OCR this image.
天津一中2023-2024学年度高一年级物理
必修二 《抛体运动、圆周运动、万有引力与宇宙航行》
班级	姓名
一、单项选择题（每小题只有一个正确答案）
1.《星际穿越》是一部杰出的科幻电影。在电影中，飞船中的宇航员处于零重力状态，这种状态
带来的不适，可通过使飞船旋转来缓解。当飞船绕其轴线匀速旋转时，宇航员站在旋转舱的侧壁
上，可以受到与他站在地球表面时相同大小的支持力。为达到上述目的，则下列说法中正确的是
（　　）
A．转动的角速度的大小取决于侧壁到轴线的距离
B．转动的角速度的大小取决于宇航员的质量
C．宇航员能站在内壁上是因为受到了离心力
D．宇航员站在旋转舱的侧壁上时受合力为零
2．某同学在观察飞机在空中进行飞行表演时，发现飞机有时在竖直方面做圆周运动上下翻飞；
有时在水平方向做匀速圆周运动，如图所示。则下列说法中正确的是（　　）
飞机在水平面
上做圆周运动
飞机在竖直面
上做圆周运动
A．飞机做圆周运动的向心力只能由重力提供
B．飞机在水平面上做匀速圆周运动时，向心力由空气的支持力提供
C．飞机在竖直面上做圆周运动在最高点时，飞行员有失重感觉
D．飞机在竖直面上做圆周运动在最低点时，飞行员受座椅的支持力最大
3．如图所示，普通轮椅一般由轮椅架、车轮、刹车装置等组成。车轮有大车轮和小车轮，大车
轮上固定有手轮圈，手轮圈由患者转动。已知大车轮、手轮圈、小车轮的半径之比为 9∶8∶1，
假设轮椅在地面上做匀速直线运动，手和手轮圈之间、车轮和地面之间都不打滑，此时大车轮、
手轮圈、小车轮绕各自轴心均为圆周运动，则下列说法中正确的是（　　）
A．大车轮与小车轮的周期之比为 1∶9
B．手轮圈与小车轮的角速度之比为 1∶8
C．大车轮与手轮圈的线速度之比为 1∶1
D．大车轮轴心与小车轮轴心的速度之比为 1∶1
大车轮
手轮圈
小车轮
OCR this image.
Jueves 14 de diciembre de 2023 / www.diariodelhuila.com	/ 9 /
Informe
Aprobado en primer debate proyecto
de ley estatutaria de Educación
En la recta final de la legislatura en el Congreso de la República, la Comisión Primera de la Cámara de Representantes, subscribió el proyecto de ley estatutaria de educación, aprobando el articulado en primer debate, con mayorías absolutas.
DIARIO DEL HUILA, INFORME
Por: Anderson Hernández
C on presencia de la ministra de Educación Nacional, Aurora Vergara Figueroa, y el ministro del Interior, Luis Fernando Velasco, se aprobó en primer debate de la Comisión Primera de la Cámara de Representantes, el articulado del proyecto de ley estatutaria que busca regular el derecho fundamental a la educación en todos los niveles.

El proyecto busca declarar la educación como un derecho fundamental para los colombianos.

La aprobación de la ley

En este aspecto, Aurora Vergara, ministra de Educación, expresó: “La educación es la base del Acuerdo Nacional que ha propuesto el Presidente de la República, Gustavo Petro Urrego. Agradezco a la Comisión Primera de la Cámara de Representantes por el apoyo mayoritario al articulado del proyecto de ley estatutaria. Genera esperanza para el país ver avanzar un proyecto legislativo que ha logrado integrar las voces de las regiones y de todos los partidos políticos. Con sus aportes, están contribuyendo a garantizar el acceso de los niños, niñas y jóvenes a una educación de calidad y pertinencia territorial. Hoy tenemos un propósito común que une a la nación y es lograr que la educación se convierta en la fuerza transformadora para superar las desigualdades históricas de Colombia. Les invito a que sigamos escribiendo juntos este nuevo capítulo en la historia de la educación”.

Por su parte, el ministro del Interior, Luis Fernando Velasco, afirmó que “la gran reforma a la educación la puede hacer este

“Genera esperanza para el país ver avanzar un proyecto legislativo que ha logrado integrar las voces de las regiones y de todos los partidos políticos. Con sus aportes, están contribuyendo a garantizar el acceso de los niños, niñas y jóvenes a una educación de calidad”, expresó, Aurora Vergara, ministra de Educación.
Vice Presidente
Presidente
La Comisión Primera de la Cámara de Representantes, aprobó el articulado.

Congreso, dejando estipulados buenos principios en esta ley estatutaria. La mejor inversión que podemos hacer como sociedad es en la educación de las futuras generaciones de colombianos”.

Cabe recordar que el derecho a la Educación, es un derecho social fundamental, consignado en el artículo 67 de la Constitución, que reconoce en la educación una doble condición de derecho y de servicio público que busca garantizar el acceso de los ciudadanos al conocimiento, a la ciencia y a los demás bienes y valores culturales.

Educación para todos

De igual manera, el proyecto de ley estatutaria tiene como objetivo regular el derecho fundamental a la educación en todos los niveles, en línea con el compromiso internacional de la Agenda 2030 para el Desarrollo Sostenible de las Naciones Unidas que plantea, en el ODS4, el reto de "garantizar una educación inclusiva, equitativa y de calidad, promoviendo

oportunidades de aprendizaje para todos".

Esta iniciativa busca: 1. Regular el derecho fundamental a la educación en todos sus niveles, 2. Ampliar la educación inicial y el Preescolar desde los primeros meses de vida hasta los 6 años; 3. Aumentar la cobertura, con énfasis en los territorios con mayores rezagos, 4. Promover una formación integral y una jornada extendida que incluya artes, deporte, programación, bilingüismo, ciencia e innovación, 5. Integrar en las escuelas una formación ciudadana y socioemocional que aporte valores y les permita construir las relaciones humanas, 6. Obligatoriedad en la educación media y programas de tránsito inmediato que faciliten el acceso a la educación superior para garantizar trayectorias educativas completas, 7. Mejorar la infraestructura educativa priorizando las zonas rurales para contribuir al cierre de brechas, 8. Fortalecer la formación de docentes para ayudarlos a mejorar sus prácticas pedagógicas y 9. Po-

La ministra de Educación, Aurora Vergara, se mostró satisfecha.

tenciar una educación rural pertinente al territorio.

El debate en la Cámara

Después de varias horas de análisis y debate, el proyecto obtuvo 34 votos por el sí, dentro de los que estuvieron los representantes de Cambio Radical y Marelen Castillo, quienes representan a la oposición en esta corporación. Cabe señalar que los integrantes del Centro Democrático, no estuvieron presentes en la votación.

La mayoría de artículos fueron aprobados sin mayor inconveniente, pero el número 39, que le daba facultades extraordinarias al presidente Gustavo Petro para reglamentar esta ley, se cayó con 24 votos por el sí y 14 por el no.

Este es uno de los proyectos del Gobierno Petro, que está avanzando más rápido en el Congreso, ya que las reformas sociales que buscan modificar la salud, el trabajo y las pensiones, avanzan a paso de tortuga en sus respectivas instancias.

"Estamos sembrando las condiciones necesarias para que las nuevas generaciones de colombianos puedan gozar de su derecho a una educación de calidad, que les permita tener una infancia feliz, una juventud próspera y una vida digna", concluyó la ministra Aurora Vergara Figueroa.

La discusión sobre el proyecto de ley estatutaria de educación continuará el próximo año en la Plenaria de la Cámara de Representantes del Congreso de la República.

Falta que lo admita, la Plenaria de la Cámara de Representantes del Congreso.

* * *

Each line of the material above must be retyped precisely.

[TASK ANSWER]
OCR this image.
天津一中2023-2024学年度高一年级物理
必修二 《抛体运动、圆周运动、万有引力与宇宙航行》
班级	姓名
一、单项选择题（每小题只有一个正确答案）
1.《星际穿越》是一部杰出的科幻电影。在电影中，飞船中的宇航员处于零重力状态，这种状态
带来的不适，可通过使飞船旋转来缓解。当飞船绕其轴线匀速旋转时，宇航员站在旋转舱的侧壁
上，可以受到与他站在地球表面时相同大小的支持力。为达到上述目的，则下列说法中正确的是
（　　）
A．转动的角速度的大小取决于侧壁到轴线的距离
B．转动的角速度的大小取决于宇航员的质量
C．宇航员能站在内壁上是因为受到了离心力
D．宇航员站在旋转舱的侧壁上时受合力为零
2．某同学在观察飞机在空中进行飞行表演时，发现飞机有时在竖直方面做圆周运动上下翻飞；
有时在水平方向做匀速圆周运动，如图所示。则下列说法中正确的是（　　）
飞机在水平面
上做圆周运动
飞机在竖直面
上做圆周运动
A．飞机做圆周运动的向心力只能由重力提供
B．飞机在水平面上做匀速圆周运动时，向心力由空气的支持力提供
C．飞机在竖直面上做圆周运动在最高点时，飞行员有失重感觉
D．飞机在竖直面上做圆周运动在最低点时，飞行员受座椅的支持力最大
3．如图所示，普通轮椅一般由轮椅架、车轮、刹车装置等组成。车轮有大车轮和小车轮，大车
轮上固定有手轮圈，手轮圈由患者转动。已知大车轮、手轮圈、小车轮的半径之比为 9∶8∶1，
假设轮椅在地面上做匀速直线运动，手和手轮圈之间、车轮和地面之间都不打滑，此时大车轮、
手轮圈、小车轮绕各自轴心均为圆周运动，则下列说法中正确的是（　　）
A．大车轮与小车轮的周期之比为 1∶9
B．手轮圈与小车轮的角速度之比为 1∶8
C．大车轮与手轮圈的线速度之比为 1∶1
D．大车轮轴心与小车轮轴心的速度之比为 1∶1
大车轮
手轮圈
小车轮
OCR this image.
Jueves 14 de diciembre de 2023 / www.diariodelhuila.com	/ 9 /
Informe
Aprobado en primer debate proyecto
de ley estatutaria de Educación
En la recta final de la legislatura en el Congreso de la República, la Comisión Primera de la Cámara de Representantes, subscribió el proyecto de ley estatutaria de educación, aprobando el articulado en primer debate, con mayorías absolutas.
DIARIO DEL HUILA, INFORME
Por: Anderson Hernández
C on presencia de la ministra de Educación Nacional, Aurora Vergara Figueroa, y el ministro del Interior, Luis Fernando Velasco, se aprobó en primer debate de la Comisión Primera de la Cámara de Representantes, el articulado del proyecto de ley estatutaria que busca regular el derecho fundamental a la educación en todos los niveles.

El proyecto busca declarar la educación como un derecho fundamental para los colombianos.

La aprobación de la ley

En este aspecto, Aurora Vergara, ministra de Educación, expresó: “La educación es la base del Acuerdo Nacional que ha propuesto el Presidente de la República, Gustavo Petro Urrego. Agradezco a la Comisión Primera de la Cámara de Representantes por el apoyo mayoritario al articulado del proyecto de ley estatutaria. Genera esperanza para el país ver avanzar un proyecto legislativo que ha logrado integrar las voces de las regiones y de todos los partidos políticos. Con sus aportes, están contribuyendo a garantizar el acceso de los niños, niñas y jóvenes a una educación de calidad y pertinencia territorial. Hoy tenemos un propósito común que une a la nación y es lograr que la educación se convierta en la fuerza transformadora para superar las desigualdades históricas de Colombia. Les invito a que sigamos escribiendo juntos este nuevo capítulo en la historia de la educación”.

Por su parte, el ministro del Interior, Luis Fernando Velasco, afirmó que “la gran reforma a la educación la puede hacer este

“Genera esperanza para el país ver avanzar un proyecto legislativo que ha logrado integrar las voces de las regiones y de todos los partidos políticos. Con sus aportes, están contribuyendo a garantizar el acceso de los niños, niñas y jóvenes a una educación de calidad”, expresó, Aurora Vergara, ministra de Educación.
Vice Presidente
Presidente
La Comisión Primera de la Cámara de Representantes, aprobó el articulado.

Congreso, dejando estipulados buenos principios en esta ley estatutaria. La mejor inversión que podemos hacer como sociedad es en la educación de las futuras generaciones de colombianos”.

Cabe recordar que el derecho a la Educación, es un derecho social fundamental, consignado en el artículo 67 de la Constitución, que reconoce en la educación una doble condición de derecho y de servicio público que busca garantizar el acceso de los ciudadanos al conocimiento, a la ciencia y a los demás bienes y valores culturales.

Educación para todos

De igual manera, el proyecto de ley estatutaria tiene como objetivo regular el derecho fundamental a la educación en todos los niveles, en línea con el compromiso internacional de la Agenda 2030 para el Desarrollo Sostenible de las Naciones Unidas que plantea, en el ODS4, el reto de "garantizar una educación inclusiva, equitativa y de calidad, promoviendo

oportunidades de aprendizaje para todos".

Esta iniciativa busca: 1. Regular el derecho fundamental a la educación en todos sus niveles, 2. Ampliar la educación inicial y el Preescolar desde los primeros meses de vida hasta los 6 años; 3. Aumentar la cobertura, con énfasis en los territorios con mayores rezagos, 4. Promover una formación integral y una jornada extendida que incluya artes, deporte, programación, bilingüismo, ciencia e innovación, 5. Integrar en las escuelas una formación ciudadana y socioemocional que aporte valores y les permita construir las relaciones humanas, 6. Obligatoriedad en la educación media y programas de tránsito inmediato que faciliten el acceso a la educación superior para garantizar trayectorias educativas completas, 7. Mejorar la infraestructura educativa priorizando las zonas rurales para contribuir al cierre de brechas, 8. Fortalecer la formación de docentes para ayudarlos a mejorar sus prácticas pedagógicas y 9. Po-

La ministra de Educación, Aurora Vergara, se mostró satisfecha.

tenciar una educación rural pertinente al territorio.

El debate en la Cámara

Después de varias horas de análisis y debate, el proyecto obtuvo 34 votos por el sí, dentro de los que estuvieron los representantes de Cambio Radical y Marelen Castillo, quienes representan a la oposición en esta corporación. Cabe señalar que los integrantes del Centro Democrático, no estuvieron presentes en la votación.

La mayoría de artículos fueron aprobados sin mayor inconveniente, pero el número 39, que le daba facultades extraordinarias al presidente Gustavo Petro para reglamentar esta ley, se cayó con 24 votos por el sí y 14 por el no.

Este es uno de los proyectos del Gobierno Petro, que está avanzando más rápido en el Congreso, ya que las reformas sociales que buscan modificar la salud, el trabajo y las pensiones, avanzan a paso de tortuga en sus respectivas instancias.

"Estamos sembrando las condiciones necesarias para que las nuevas generaciones de colombianos puedan gozar de su derecho a una educación de calidad, que les permita tener una infancia feliz, una juventud próspera y una vida digna", concluyó la ministra Aurora Vergara Figueroa.

La discusión sobre el proyecto de ley estatutaria de educación continuará el próximo año en la Plenaria de la Cámara de Representantes del Congreso de la República.

Falta que lo admita, la Plenaria de la Cámara de Representantes del Congreso.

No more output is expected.